> SHORT EXERCISE
Sort through the entries below and pull out lines containing the word "ratio".

Chart and figure data

···

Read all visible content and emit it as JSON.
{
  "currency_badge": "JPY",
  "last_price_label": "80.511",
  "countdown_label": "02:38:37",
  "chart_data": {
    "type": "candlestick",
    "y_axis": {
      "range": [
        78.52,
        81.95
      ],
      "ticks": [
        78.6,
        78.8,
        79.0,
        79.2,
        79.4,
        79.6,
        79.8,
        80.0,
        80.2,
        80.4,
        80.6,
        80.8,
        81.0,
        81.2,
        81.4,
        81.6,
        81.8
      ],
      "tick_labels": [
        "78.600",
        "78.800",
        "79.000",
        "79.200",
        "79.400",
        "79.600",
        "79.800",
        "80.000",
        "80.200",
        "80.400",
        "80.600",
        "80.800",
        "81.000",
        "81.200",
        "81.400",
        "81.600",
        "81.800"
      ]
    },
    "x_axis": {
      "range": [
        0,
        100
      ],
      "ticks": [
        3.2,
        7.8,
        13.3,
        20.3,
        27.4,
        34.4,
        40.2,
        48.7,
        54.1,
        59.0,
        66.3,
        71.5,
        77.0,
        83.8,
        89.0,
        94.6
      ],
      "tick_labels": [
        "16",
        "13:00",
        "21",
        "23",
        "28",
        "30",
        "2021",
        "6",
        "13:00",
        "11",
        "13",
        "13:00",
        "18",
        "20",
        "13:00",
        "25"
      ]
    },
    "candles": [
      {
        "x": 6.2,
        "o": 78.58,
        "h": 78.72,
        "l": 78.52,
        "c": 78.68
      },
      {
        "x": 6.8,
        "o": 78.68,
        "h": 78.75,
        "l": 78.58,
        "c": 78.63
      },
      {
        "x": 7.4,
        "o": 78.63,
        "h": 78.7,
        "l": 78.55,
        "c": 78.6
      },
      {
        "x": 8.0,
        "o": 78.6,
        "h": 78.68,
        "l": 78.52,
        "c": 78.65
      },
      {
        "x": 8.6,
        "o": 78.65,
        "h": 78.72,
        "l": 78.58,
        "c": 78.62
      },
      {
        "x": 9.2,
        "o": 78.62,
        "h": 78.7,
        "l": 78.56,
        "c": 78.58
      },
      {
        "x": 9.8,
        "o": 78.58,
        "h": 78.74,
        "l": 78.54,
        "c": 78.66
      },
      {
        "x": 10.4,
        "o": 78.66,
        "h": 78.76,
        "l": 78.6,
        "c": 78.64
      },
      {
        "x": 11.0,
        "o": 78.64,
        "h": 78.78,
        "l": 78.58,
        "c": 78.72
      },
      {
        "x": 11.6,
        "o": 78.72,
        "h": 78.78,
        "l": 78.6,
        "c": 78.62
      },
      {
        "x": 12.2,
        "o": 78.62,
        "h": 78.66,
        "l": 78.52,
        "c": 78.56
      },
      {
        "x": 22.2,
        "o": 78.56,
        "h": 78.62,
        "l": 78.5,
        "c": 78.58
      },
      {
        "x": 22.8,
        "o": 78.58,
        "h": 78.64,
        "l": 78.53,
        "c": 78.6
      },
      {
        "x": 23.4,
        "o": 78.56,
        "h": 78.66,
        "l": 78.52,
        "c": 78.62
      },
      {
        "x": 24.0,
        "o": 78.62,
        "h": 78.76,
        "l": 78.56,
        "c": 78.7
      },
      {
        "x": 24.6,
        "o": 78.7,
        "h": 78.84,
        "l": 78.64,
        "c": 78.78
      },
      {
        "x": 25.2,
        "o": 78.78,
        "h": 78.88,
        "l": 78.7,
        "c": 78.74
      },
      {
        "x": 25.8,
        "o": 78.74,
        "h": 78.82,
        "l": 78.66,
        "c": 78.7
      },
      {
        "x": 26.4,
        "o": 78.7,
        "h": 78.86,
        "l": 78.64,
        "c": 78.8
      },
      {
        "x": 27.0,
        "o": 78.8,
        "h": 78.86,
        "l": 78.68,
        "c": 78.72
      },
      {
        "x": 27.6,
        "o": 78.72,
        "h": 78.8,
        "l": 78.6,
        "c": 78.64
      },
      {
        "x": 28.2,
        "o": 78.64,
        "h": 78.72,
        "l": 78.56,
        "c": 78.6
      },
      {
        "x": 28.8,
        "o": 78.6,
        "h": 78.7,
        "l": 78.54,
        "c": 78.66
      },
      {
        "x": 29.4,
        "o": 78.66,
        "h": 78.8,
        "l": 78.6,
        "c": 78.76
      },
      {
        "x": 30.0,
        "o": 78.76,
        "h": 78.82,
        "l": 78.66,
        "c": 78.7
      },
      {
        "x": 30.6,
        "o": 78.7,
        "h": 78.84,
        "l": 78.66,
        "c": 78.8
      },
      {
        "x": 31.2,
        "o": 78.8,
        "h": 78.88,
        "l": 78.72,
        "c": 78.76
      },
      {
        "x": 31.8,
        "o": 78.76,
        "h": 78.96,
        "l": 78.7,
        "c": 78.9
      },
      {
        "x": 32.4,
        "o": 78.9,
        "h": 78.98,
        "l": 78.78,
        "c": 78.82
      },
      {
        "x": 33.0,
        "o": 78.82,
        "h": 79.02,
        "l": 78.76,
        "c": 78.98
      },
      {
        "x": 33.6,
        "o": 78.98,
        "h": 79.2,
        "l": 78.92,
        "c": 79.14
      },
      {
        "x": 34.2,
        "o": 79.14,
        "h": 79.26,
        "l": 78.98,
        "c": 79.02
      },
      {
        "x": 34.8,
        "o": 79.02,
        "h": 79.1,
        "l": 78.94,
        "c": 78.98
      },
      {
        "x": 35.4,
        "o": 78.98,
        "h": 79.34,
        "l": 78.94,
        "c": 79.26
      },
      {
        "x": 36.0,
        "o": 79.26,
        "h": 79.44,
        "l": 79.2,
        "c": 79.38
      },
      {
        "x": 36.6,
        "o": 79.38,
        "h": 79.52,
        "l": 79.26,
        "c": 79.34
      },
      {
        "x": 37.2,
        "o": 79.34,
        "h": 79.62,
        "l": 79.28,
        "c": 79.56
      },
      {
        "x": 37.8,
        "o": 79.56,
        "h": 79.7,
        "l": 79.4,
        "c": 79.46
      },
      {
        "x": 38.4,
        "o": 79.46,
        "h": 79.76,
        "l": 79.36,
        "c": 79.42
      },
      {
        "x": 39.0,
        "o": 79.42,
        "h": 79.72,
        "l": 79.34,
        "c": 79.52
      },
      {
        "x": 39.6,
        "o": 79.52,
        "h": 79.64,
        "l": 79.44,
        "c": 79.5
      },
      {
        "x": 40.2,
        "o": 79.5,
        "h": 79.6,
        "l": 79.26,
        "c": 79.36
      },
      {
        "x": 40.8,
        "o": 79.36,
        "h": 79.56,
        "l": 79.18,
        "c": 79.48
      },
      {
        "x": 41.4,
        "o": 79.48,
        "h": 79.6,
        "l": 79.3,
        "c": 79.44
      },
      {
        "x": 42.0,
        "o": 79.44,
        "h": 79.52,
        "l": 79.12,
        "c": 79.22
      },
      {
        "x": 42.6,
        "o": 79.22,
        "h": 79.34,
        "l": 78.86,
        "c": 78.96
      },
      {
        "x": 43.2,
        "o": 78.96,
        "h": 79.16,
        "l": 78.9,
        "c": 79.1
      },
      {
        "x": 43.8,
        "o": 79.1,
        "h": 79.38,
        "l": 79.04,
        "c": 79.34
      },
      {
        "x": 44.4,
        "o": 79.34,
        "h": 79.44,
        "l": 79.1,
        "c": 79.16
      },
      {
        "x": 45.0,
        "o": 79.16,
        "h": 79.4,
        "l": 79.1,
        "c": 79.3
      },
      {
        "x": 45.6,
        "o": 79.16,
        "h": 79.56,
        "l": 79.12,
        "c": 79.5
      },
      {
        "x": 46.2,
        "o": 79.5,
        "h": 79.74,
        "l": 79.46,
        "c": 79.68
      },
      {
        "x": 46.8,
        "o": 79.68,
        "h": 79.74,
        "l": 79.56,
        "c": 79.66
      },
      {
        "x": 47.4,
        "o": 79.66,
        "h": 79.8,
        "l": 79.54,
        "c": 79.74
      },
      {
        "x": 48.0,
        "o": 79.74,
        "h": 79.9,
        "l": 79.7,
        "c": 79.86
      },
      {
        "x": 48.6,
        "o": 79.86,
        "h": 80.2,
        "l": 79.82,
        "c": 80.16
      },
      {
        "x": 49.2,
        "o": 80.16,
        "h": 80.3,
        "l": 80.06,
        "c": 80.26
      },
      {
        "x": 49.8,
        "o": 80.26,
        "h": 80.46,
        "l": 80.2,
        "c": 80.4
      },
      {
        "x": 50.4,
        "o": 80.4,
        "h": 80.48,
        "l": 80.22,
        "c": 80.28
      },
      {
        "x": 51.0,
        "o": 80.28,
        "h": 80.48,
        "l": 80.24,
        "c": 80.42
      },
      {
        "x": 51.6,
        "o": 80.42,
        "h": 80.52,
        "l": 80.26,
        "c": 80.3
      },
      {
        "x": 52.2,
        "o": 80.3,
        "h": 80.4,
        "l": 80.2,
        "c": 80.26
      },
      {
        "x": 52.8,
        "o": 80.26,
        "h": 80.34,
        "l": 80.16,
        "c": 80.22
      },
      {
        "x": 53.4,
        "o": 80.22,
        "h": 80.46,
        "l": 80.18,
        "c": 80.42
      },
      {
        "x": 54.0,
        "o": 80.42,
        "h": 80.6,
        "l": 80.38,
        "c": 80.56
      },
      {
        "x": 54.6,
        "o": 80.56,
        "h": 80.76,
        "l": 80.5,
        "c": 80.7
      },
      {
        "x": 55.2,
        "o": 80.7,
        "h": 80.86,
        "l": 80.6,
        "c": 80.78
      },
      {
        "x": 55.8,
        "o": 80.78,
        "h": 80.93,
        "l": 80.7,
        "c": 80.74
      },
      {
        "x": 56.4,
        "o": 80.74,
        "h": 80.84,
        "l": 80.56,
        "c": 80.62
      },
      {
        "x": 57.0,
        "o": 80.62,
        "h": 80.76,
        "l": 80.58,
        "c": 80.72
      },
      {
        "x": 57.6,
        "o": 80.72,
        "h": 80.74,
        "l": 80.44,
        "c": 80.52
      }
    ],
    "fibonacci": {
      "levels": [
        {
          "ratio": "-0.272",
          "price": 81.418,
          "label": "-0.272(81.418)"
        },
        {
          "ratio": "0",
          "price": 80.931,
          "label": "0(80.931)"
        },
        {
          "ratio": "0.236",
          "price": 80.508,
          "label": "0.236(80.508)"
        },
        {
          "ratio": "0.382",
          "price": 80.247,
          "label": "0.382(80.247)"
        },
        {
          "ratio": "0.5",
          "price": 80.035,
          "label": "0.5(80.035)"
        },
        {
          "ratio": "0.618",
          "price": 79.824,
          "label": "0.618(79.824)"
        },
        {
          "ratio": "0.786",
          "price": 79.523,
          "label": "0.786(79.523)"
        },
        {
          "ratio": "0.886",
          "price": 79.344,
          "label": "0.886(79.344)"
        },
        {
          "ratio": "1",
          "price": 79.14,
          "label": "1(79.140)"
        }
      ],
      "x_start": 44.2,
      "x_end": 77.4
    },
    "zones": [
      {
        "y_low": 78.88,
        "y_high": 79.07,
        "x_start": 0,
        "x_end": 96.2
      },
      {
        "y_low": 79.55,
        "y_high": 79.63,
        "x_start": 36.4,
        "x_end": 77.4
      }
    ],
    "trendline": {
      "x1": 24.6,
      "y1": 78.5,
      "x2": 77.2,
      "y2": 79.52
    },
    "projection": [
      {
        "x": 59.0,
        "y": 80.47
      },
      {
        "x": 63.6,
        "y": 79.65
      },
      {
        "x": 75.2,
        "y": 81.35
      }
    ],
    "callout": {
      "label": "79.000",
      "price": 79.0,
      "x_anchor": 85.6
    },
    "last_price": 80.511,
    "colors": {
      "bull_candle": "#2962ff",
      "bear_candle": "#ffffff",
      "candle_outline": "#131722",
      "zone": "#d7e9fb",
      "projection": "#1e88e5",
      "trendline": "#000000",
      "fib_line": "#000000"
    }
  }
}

···

> FULL ANSWER
          "ratio": "-0.272",
          "ratio": "0",
          "ratio": "0.236",
          "ratio": "0.382",
          "ratio": "0.5",
          "ratio": "0.618",
          "ratio": "0.786",
          "ratio": "0.886",
          "ratio": "1",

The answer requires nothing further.